::: EXERCISE INPUT

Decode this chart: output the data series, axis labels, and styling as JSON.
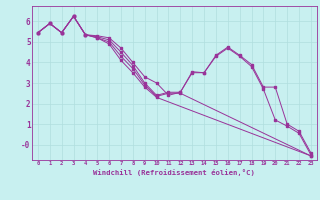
{
  "xlabel": "Windchill (Refroidissement éolien,°C)",
  "bg_color": "#c8f0f0",
  "line_color": "#993399",
  "grid_color": "#b0dede",
  "xlim": [
    -0.5,
    23.5
  ],
  "ylim": [
    -0.75,
    6.75
  ],
  "xticks": [
    0,
    1,
    2,
    3,
    4,
    5,
    6,
    7,
    8,
    9,
    10,
    11,
    12,
    13,
    14,
    15,
    16,
    17,
    18,
    19,
    20,
    21,
    22,
    23
  ],
  "yticks": [
    0,
    1,
    2,
    3,
    4,
    5,
    6
  ],
  "ytick_labels": [
    "-0",
    "1",
    "2",
    "3",
    "4",
    "5",
    "6"
  ],
  "lines": [
    {
      "x": [
        0,
        1,
        2,
        3,
        4,
        5,
        6,
        7,
        8,
        9,
        10,
        11,
        12,
        13,
        14,
        15,
        16,
        17,
        18,
        19,
        20,
        21,
        22,
        23
      ],
      "y": [
        5.45,
        5.9,
        5.45,
        6.25,
        5.35,
        5.3,
        5.2,
        4.7,
        4.0,
        3.3,
        3.0,
        2.4,
        2.55,
        3.55,
        3.5,
        4.35,
        4.75,
        4.35,
        3.9,
        2.8,
        2.8,
        1.0,
        0.65,
        -0.4
      ]
    },
    {
      "x": [
        0,
        1,
        2,
        3,
        4,
        5,
        6,
        7,
        8,
        9,
        10,
        11,
        12,
        13,
        14,
        15,
        16,
        17,
        18,
        19,
        20,
        21,
        22,
        23
      ],
      "y": [
        5.45,
        5.9,
        5.45,
        6.25,
        5.35,
        5.25,
        5.1,
        4.5,
        3.85,
        3.0,
        2.4,
        2.55,
        2.55,
        3.5,
        3.5,
        4.3,
        4.7,
        4.3,
        3.8,
        2.7,
        1.2,
        0.9,
        0.55,
        -0.5
      ]
    },
    {
      "x": [
        0,
        1,
        2,
        3,
        4,
        5,
        6,
        7,
        8,
        9,
        10,
        11,
        12,
        23
      ],
      "y": [
        5.45,
        5.9,
        5.45,
        6.25,
        5.35,
        5.2,
        5.0,
        4.3,
        3.7,
        2.9,
        2.35,
        2.5,
        2.5,
        -0.55
      ]
    },
    {
      "x": [
        0,
        1,
        2,
        3,
        4,
        5,
        6,
        7,
        8,
        9,
        10,
        23
      ],
      "y": [
        5.45,
        5.9,
        5.45,
        6.25,
        5.35,
        5.2,
        4.9,
        4.1,
        3.5,
        2.8,
        2.3,
        -0.55
      ]
    }
  ]
}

::::::

(EXERCISE INSTRUCTIONS): Your task is to retype all the entries exactly and leave out any pictures.

(THE ANSWER):
Decode this chart: output the data series, axis labels, and styling as JSON.
{
  "xlabel": "Windchill (Refroidissement éolien,°C)",
  "bg_color": "#c8f0f0",
  "line_color": "#993399",
  "grid_color": "#b0dede",
  "xlim": [
    -0.5,
    23.5
  ],
  "ylim": [
    -0.75,
    6.75
  ],
  "xticks": [
    0,
    1,
    2,
    3,
    4,
    5,
    6,
    7,
    8,
    9,
    10,
    11,
    12,
    13,
    14,
    15,
    16,
    17,
    18,
    19,
    20,
    21,
    22,
    23
  ],
  "yticks": [
    0,
    1,
    2,
    3,
    4,
    5,
    6
  ],
  "ytick_labels": [
    "-0",
    "1",
    "2",
    "3",
    "4",
    "5",
    "6"
  ],
  "lines": [
    {
      "x": [
        0,
        1,
        2,
        3,
        4,
        5,
        6,
        7,
        8,
        9,
        10,
        11,
        12,
        13,
        14,
        15,
        16,
        17,
        18,
        19,
        20,
        21,
        22,
        23
      ],
      "y": [
        5.45,
        5.9,
        5.45,
        6.25,
        5.35,
        5.3,
        5.2,
        4.7,
        4.0,
        3.3,
        3.0,
        2.4,
        2.55,
        3.55,
        3.5,
        4.35,
        4.75,
        4.35,
        3.9,
        2.8,
        2.8,
        1.0,
        0.65,
        -0.4
      ]
    },
    {
      "x": [
        0,
        1,
        2,
        3,
        4,
        5,
        6,
        7,
        8,
        9,
        10,
        11,
        12,
        13,
        14,
        15,
        16,
        17,
        18,
        19,
        20,
        21,
        22,
        23
      ],
      "y": [
        5.45,
        5.9,
        5.45,
        6.25,
        5.35,
        5.25,
        5.1,
        4.5,
        3.85,
        3.0,
        2.4,
        2.55,
        2.55,
        3.5,
        3.5,
        4.3,
        4.7,
        4.3,
        3.8,
        2.7,
        1.2,
        0.9,
        0.55,
        -0.5
      ]
    },
    {
      "x": [
        0,
        1,
        2,
        3,
        4,
        5,
        6,
        7,
        8,
        9,
        10,
        11,
        12,
        23
      ],
      "y": [
        5.45,
        5.9,
        5.45,
        6.25,
        5.35,
        5.2,
        5.0,
        4.3,
        3.7,
        2.9,
        2.35,
        2.5,
        2.5,
        -0.55
      ]
    },
    {
      "x": [
        0,
        1,
        2,
        3,
        4,
        5,
        6,
        7,
        8,
        9,
        10,
        23
      ],
      "y": [
        5.45,
        5.9,
        5.45,
        6.25,
        5.35,
        5.2,
        4.9,
        4.1,
        3.5,
        2.8,
        2.3,
        -0.55
      ]
    }
  ]
}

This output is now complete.